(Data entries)
-- Begin --
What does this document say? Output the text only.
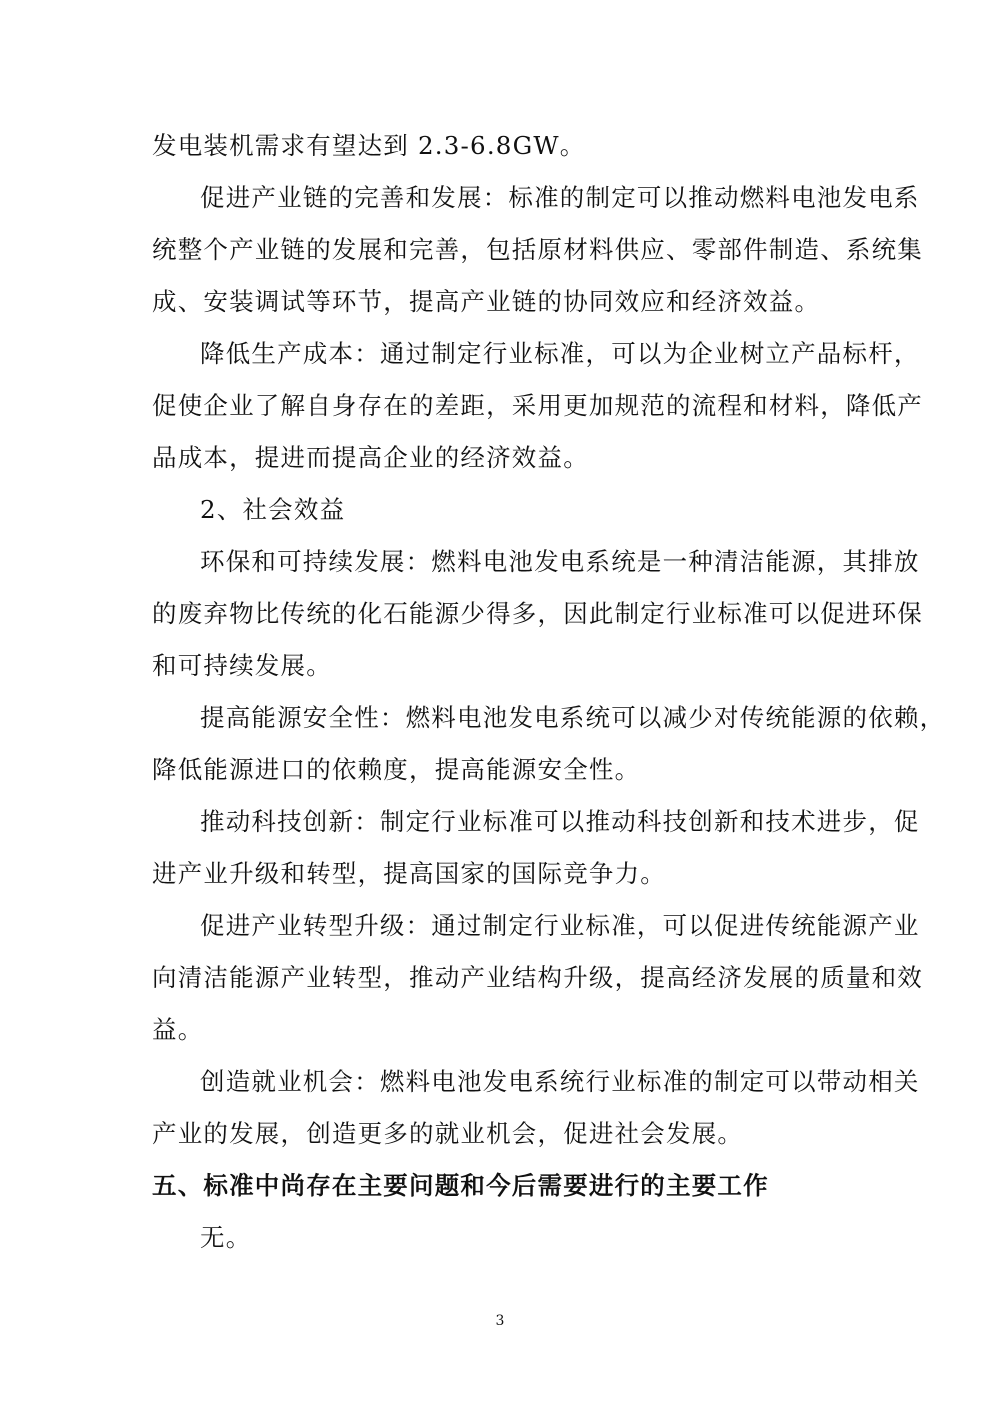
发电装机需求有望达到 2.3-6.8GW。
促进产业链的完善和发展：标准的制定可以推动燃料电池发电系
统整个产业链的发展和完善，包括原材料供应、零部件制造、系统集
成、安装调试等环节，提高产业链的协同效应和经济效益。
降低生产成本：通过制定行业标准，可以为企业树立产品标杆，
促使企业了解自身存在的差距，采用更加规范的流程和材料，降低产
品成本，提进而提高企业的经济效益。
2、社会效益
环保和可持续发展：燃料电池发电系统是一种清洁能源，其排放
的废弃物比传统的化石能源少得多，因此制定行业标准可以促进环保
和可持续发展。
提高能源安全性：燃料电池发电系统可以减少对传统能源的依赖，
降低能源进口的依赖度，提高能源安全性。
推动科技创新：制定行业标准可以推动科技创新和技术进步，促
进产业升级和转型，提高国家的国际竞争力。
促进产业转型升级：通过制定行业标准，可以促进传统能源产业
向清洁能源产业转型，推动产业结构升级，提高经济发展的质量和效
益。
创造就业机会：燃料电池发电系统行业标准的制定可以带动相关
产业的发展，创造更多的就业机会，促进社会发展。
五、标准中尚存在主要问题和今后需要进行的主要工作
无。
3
-- End --
From the records above, copy every line that holds the word "通过制定行业标准".

降低生产成本：通过制定行业标准，可以为企业树立产品标杆，
促进产业转型升级：通过制定行业标准，可以促进传统能源产业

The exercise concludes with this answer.